(Dataset items)

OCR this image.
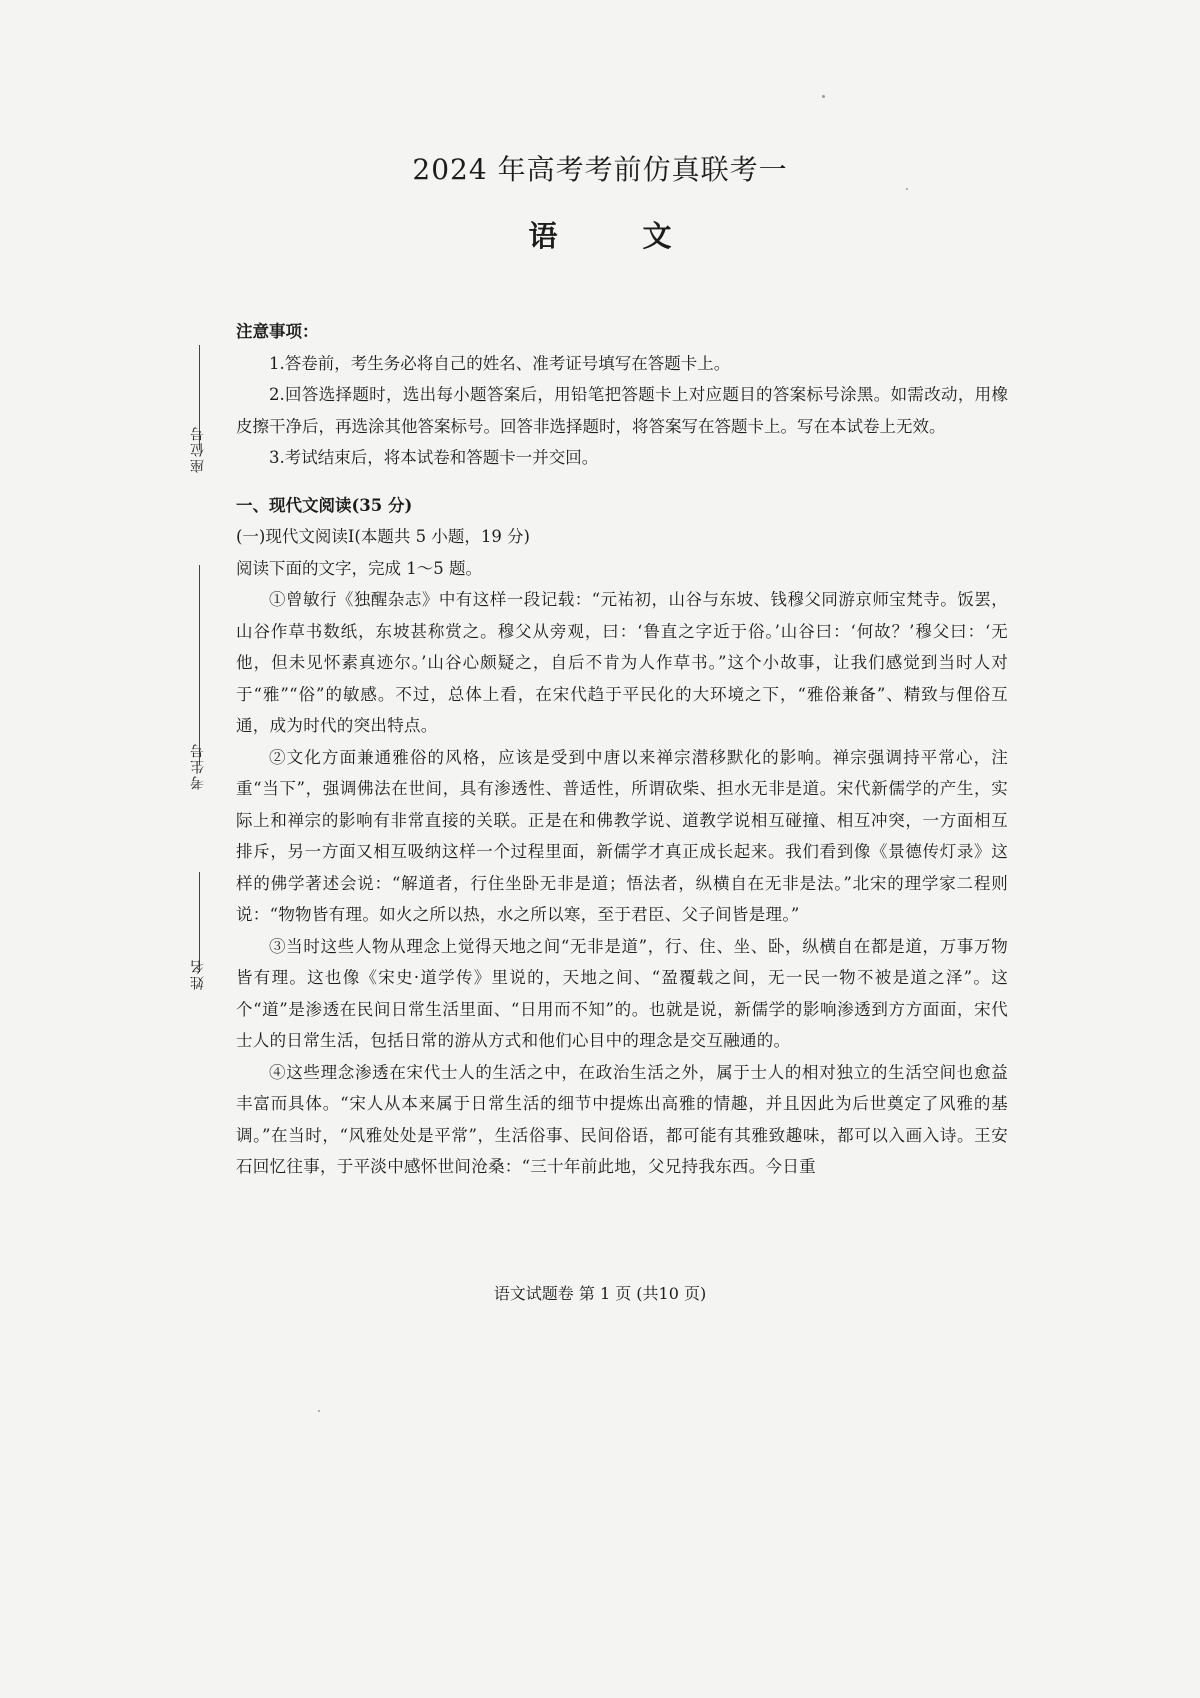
2024 年高考考前仿真联考一
语　文
座位号
考生号
姓名

注意事项：

1.答卷前，考生务必将自己的姓名、准考证号填写在答题卡上。

2.回答选择题时，选出每小题答案后，用铅笔把答题卡上对应题目的答案标号涂黑。如需改动，用橡皮擦干净后，再选涂其他答案标号。回答非选择题时，将答案写在答题卡上。写在本试卷上无效。

3.考试结束后，将本试卷和答题卡一并交回。

一、现代文阅读(35 分)

(一)现代文阅读Ⅰ(本题共 5 小题，19 分)

阅读下面的文字，完成 1～5 题。

①曾敏行《独醒杂志》中有这样一段记载：“元祐初，山谷与东坡、钱穆父同游京师宝梵寺。饭罢，山谷作草书数纸，东坡甚称赏之。穆父从旁观，曰：‘鲁直之字近于俗。’山谷曰：‘何故？’穆父曰：‘无他，但未见怀素真迹尔。’山谷心颇疑之，自后不肯为人作草书。”这个小故事，让我们感觉到当时人对于“雅”“俗”的敏感。不过，总体上看，在宋代趋于平民化的大环境之下，“雅俗兼备”、精致与俚俗互通，成为时代的突出特点。

②文化方面兼通雅俗的风格，应该是受到中唐以来禅宗潜移默化的影响。禅宗强调持平常心，注重“当下”，强调佛法在世间，具有渗透性、普适性，所谓砍柴、担水无非是道。宋代新儒学的产生，实际上和禅宗的影响有非常直接的关联。正是在和佛教学说、道教学说相互碰撞、相互冲突，一方面相互排斥，另一方面又相互吸纳这样一个过程里面，新儒学才真正成长起来。我们看到像《景德传灯录》这样的佛学著述会说：“解道者，行住坐卧无非是道；悟法者，纵横自在无非是法。”北宋的理学家二程则说：“物物皆有理。如火之所以热，水之所以寒，至于君臣、父子间皆是理。”

③当时这些人物从理念上觉得天地之间“无非是道”，行、住、坐、卧，纵横自在都是道，万事万物皆有理。这也像《宋史·道学传》里说的，天地之间、“盈覆载之间，无一民一物不被是道之泽”。这个“道”是渗透在民间日常生活里面、“日用而不知”的。也就是说，新儒学的影响渗透到方方面面，宋代士人的日常生活，包括日常的游从方式和他们心目中的理念是交互融通的。

④这些理念渗透在宋代士人的生活之中，在政治生活之外，属于士人的相对独立的生活空间也愈益丰富而具体。“宋人从本来属于日常生活的细节中提炼出高雅的情趣，并且因此为后世奠定了风雅的基调。”在当时，“风雅处处是平常”，生活俗事、民间俗语，都可能有其雅致趣味，都可以入画入诗。王安石回忆往事，于平淡中感怀世间沧桑：“三十年前此地，父兄持我东西。今日重

语文试题卷 第 1 页 (共10 页)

== DESCRIPTION OF THE TASK ==
Return all of the entries exactly as written, but drop any pictures they hold.

== EXPECTED OUTPUT ==
OCR this image.
2024 年高考考前仿真联考一
语　文
座位号
考生号
姓名

注意事项：

1.答卷前，考生务必将自己的姓名、准考证号填写在答题卡上。

2.回答选择题时，选出每小题答案后，用铅笔把答题卡上对应题目的答案标号涂黑。如需改动，用橡皮擦干净后，再选涂其他答案标号。回答非选择题时，将答案写在答题卡上。写在本试卷上无效。

3.考试结束后，将本试卷和答题卡一并交回。

一、现代文阅读(35 分)

(一)现代文阅读Ⅰ(本题共 5 小题，19 分)

阅读下面的文字，完成 1～5 题。

①曾敏行《独醒杂志》中有这样一段记载：“元祐初，山谷与东坡、钱穆父同游京师宝梵寺。饭罢，山谷作草书数纸，东坡甚称赏之。穆父从旁观，曰：‘鲁直之字近于俗。’山谷曰：‘何故？’穆父曰：‘无他，但未见怀素真迹尔。’山谷心颇疑之，自后不肯为人作草书。”这个小故事，让我们感觉到当时人对于“雅”“俗”的敏感。不过，总体上看，在宋代趋于平民化的大环境之下，“雅俗兼备”、精致与俚俗互通，成为时代的突出特点。

②文化方面兼通雅俗的风格，应该是受到中唐以来禅宗潜移默化的影响。禅宗强调持平常心，注重“当下”，强调佛法在世间，具有渗透性、普适性，所谓砍柴、担水无非是道。宋代新儒学的产生，实际上和禅宗的影响有非常直接的关联。正是在和佛教学说、道教学说相互碰撞、相互冲突，一方面相互排斥，另一方面又相互吸纳这样一个过程里面，新儒学才真正成长起来。我们看到像《景德传灯录》这样的佛学著述会说：“解道者，行住坐卧无非是道；悟法者，纵横自在无非是法。”北宋的理学家二程则说：“物物皆有理。如火之所以热，水之所以寒，至于君臣、父子间皆是理。”

③当时这些人物从理念上觉得天地之间“无非是道”，行、住、坐、卧，纵横自在都是道，万事万物皆有理。这也像《宋史·道学传》里说的，天地之间、“盈覆载之间，无一民一物不被是道之泽”。这个“道”是渗透在民间日常生活里面、“日用而不知”的。也就是说，新儒学的影响渗透到方方面面，宋代士人的日常生活，包括日常的游从方式和他们心目中的理念是交互融通的。

④这些理念渗透在宋代士人的生活之中，在政治生活之外，属于士人的相对独立的生活空间也愈益丰富而具体。“宋人从本来属于日常生活的细节中提炼出高雅的情趣，并且因此为后世奠定了风雅的基调。”在当时，“风雅处处是平常”，生活俗事、民间俗语，都可能有其雅致趣味，都可以入画入诗。王安石回忆往事，于平淡中感怀世间沧桑：“三十年前此地，父兄持我东西。今日重

语文试题卷 第 1 页 (共10 页)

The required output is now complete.